**What you have to do**
Every record below should be printed exactly as given.

* begin Supplied records *

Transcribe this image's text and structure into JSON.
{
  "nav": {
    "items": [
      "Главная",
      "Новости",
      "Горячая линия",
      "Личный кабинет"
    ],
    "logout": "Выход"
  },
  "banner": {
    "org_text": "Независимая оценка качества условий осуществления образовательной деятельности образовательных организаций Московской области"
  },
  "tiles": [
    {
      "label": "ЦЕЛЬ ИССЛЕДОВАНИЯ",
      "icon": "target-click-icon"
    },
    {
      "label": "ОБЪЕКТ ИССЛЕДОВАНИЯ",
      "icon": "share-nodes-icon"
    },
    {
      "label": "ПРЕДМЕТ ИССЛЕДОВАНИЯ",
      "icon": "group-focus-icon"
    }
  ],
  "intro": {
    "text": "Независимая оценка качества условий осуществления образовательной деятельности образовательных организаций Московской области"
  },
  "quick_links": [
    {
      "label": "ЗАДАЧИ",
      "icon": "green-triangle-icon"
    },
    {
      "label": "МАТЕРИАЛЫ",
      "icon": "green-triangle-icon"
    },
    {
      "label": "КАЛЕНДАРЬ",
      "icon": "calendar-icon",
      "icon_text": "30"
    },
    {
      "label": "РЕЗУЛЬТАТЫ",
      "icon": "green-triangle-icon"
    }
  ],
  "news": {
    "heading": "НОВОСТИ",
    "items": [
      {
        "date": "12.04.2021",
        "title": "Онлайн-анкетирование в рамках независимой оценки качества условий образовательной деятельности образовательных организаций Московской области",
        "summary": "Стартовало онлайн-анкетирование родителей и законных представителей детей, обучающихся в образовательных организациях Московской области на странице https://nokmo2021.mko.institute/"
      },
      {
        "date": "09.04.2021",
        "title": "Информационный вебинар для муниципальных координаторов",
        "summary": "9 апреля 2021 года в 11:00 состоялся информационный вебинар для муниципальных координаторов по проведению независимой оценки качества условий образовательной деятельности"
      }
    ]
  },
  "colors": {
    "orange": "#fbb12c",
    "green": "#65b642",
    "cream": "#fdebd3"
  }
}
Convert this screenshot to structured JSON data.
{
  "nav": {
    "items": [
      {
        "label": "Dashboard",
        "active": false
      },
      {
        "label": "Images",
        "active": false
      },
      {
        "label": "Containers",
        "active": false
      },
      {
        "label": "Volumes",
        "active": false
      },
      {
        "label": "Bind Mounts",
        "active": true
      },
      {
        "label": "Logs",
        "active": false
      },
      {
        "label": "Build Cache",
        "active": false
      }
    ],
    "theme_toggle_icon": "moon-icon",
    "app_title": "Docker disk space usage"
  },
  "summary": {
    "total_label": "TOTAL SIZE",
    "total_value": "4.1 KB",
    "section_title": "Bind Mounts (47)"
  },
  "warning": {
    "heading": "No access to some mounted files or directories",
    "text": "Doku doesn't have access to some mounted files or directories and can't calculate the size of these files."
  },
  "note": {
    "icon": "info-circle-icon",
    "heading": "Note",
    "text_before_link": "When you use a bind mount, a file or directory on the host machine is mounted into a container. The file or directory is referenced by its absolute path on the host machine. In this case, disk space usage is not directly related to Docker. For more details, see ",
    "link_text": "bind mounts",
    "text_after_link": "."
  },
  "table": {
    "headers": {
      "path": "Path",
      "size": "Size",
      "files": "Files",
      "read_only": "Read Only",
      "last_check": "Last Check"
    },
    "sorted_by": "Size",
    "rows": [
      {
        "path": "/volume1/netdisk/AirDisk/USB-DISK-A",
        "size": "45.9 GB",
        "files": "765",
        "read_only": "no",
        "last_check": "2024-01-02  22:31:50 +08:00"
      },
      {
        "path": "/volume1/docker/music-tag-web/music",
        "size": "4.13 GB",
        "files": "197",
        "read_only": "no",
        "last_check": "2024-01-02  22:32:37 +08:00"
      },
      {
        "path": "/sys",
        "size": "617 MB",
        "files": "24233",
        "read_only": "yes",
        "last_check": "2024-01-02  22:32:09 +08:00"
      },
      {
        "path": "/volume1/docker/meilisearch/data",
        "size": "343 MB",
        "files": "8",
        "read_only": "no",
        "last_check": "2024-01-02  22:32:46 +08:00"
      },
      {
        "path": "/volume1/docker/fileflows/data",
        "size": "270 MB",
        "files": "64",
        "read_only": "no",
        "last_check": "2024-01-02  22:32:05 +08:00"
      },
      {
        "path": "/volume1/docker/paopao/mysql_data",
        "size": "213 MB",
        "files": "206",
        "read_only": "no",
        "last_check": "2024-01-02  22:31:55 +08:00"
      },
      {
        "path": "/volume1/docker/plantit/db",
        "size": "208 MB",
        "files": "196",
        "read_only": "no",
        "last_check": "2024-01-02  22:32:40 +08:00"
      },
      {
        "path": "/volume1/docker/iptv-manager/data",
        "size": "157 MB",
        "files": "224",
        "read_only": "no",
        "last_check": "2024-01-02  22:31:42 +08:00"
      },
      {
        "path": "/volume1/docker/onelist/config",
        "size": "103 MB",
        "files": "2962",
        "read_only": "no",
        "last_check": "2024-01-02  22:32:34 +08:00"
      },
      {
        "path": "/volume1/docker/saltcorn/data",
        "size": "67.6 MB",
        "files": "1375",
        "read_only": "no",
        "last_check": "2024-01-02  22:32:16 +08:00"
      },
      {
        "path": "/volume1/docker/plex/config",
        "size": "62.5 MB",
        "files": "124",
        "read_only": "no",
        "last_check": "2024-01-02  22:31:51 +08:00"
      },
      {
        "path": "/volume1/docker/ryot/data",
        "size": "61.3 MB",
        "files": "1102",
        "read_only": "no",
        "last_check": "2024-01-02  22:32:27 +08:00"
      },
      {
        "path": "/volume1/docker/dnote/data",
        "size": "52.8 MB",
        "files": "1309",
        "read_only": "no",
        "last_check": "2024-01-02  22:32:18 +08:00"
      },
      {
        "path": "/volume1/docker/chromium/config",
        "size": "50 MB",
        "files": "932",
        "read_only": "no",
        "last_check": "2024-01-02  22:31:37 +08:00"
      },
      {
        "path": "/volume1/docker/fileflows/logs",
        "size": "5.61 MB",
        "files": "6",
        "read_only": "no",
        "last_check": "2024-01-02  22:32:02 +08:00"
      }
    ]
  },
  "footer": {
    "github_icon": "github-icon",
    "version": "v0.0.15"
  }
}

* end Supplied records *

**Answer**
Transcribe this image's text and structure into JSON.
{
  "nav": {
    "items": [
      "Главная",
      "Новости",
      "Горячая линия",
      "Личный кабинет"
    ],
    "logout": "Выход"
  },
  "banner": {
    "org_text": "Независимая оценка качества условий осуществления образовательной деятельности образовательных организаций Московской области"
  },
  "tiles": [
    {
      "label": "ЦЕЛЬ ИССЛЕДОВАНИЯ",
      "icon": "target-click-icon"
    },
    {
      "label": "ОБЪЕКТ ИССЛЕДОВАНИЯ",
      "icon": "share-nodes-icon"
    },
    {
      "label": "ПРЕДМЕТ ИССЛЕДОВАНИЯ",
      "icon": "group-focus-icon"
    }
  ],
  "intro": {
    "text": "Независимая оценка качества условий осуществления образовательной деятельности образовательных организаций Московской области"
  },
  "quick_links": [
    {
      "label": "ЗАДАЧИ",
      "icon": "green-triangle-icon"
    },
    {
      "label": "МАТЕРИАЛЫ",
      "icon": "green-triangle-icon"
    },
    {
      "label": "КАЛЕНДАРЬ",
      "icon": "calendar-icon",
      "icon_text": "30"
    },
    {
      "label": "РЕЗУЛЬТАТЫ",
      "icon": "green-triangle-icon"
    }
  ],
  "news": {
    "heading": "НОВОСТИ",
    "items": [
      {
        "date": "12.04.2021",
        "title": "Онлайн-анкетирование в рамках независимой оценки качества условий образовательной деятельности образовательных организаций Московской области",
        "summary": "Стартовало онлайн-анкетирование родителей и законных представителей детей, обучающихся в образовательных организациях Московской области на странице https://nokmo2021.mko.institute/"
      },
      {
        "date": "09.04.2021",
        "title": "Информационный вебинар для муниципальных координаторов",
        "summary": "9 апреля 2021 года в 11:00 состоялся информационный вебинар для муниципальных координаторов по проведению независимой оценки качества условий образовательной деятельности"
      }
    ]
  },
  "colors": {
    "orange": "#fbb12c",
    "green": "#65b642",
    "cream": "#fdebd3"
  }
}
Convert this screenshot to structured JSON data.
{
  "nav": {
    "items": [
      {
        "label": "Dashboard",
        "active": false
      },
      {
        "label": "Images",
        "active": false
      },
      {
        "label": "Containers",
        "active": false
      },
      {
        "label": "Volumes",
        "active": false
      },
      {
        "label": "Bind Mounts",
        "active": true
      },
      {
        "label": "Logs",
        "active": false
      },
      {
        "label": "Build Cache",
        "active": false
      }
    ],
    "theme_toggle_icon": "moon-icon",
    "app_title": "Docker disk space usage"
  },
  "summary": {
    "total_label": "TOTAL SIZE",
    "total_value": "4.1 KB",
    "section_title": "Bind Mounts (47)"
  },
  "warning": {
    "heading": "No access to some mounted files or directories",
    "text": "Doku doesn't have access to some mounted files or directories and can't calculate the size of these files."
  },
  "note": {
    "icon": "info-circle-icon",
    "heading": "Note",
    "text_before_link": "When you use a bind mount, a file or directory on the host machine is mounted into a container. The file or directory is referenced by its absolute path on the host machine. In this case, disk space usage is not directly related to Docker. For more details, see ",
    "link_text": "bind mounts",
    "text_after_link": "."
  },
  "table": {
    "headers": {
      "path": "Path",
      "size": "Size",
      "files": "Files",
      "read_only": "Read Only",
      "last_check": "Last Check"
    },
    "sorted_by": "Size",
    "rows": [
      {
        "path": "/volume1/netdisk/AirDisk/USB-DISK-A",
        "size": "45.9 GB",
        "files": "765",
        "read_only": "no",
        "last_check": "2024-01-02  22:31:50 +08:00"
      },
      {
        "path": "/volume1/docker/music-tag-web/music",
        "size": "4.13 GB",
        "files": "197",
        "read_only": "no",
        "last_check": "2024-01-02  22:32:37 +08:00"
      },
      {
        "path": "/sys",
        "size": "617 MB",
        "files": "24233",
        "read_only": "yes",
        "last_check": "2024-01-02  22:32:09 +08:00"
      },
      {
        "path": "/volume1/docker/meilisearch/data",
        "size": "343 MB",
        "files": "8",
        "read_only": "no",
        "last_check": "2024-01-02  22:32:46 +08:00"
      },
      {
        "path": "/volume1/docker/fileflows/data",
        "size": "270 MB",
        "files": "64",
        "read_only": "no",
        "last_check": "2024-01-02  22:32:05 +08:00"
      },
      {
        "path": "/volume1/docker/paopao/mysql_data",
        "size": "213 MB",
        "files": "206",
        "read_only": "no",
        "last_check": "2024-01-02  22:31:55 +08:00"
      },
      {
        "path": "/volume1/docker/plantit/db",
        "size": "208 MB",
        "files": "196",
        "read_only": "no",
        "last_check": "2024-01-02  22:32:40 +08:00"
      },
      {
        "path": "/volume1/docker/iptv-manager/data",
        "size": "157 MB",
        "files": "224",
        "read_only": "no",
        "last_check": "2024-01-02  22:31:42 +08:00"
      },
      {
        "path": "/volume1/docker/onelist/config",
        "size": "103 MB",
        "files": "2962",
        "read_only": "no",
        "last_check": "2024-01-02  22:32:34 +08:00"
      },
      {
        "path": "/volume1/docker/saltcorn/data",
        "size": "67.6 MB",
        "files": "1375",
        "read_only": "no",
        "last_check": "2024-01-02  22:32:16 +08:00"
      },
      {
        "path": "/volume1/docker/plex/config",
        "size": "62.5 MB",
        "files": "124",
        "read_only": "no",
        "last_check": "2024-01-02  22:31:51 +08:00"
      },
      {
        "path": "/volume1/docker/ryot/data",
        "size": "61.3 MB",
        "files": "1102",
        "read_only": "no",
        "last_check": "2024-01-02  22:32:27 +08:00"
      },
      {
        "path": "/volume1/docker/dnote/data",
        "size": "52.8 MB",
        "files": "1309",
        "read_only": "no",
        "last_check": "2024-01-02  22:32:18 +08:00"
      },
      {
        "path": "/volume1/docker/chromium/config",
        "size": "50 MB",
        "files": "932",
        "read_only": "no",
        "last_check": "2024-01-02  22:31:37 +08:00"
      },
      {
        "path": "/volume1/docker/fileflows/logs",
        "size": "5.61 MB",
        "files": "6",
        "read_only": "no",
        "last_check": "2024-01-02  22:32:02 +08:00"
      }
    ]
  },
  "footer": {
    "github_icon": "github-icon",
    "version": "v0.0.15"
  }
}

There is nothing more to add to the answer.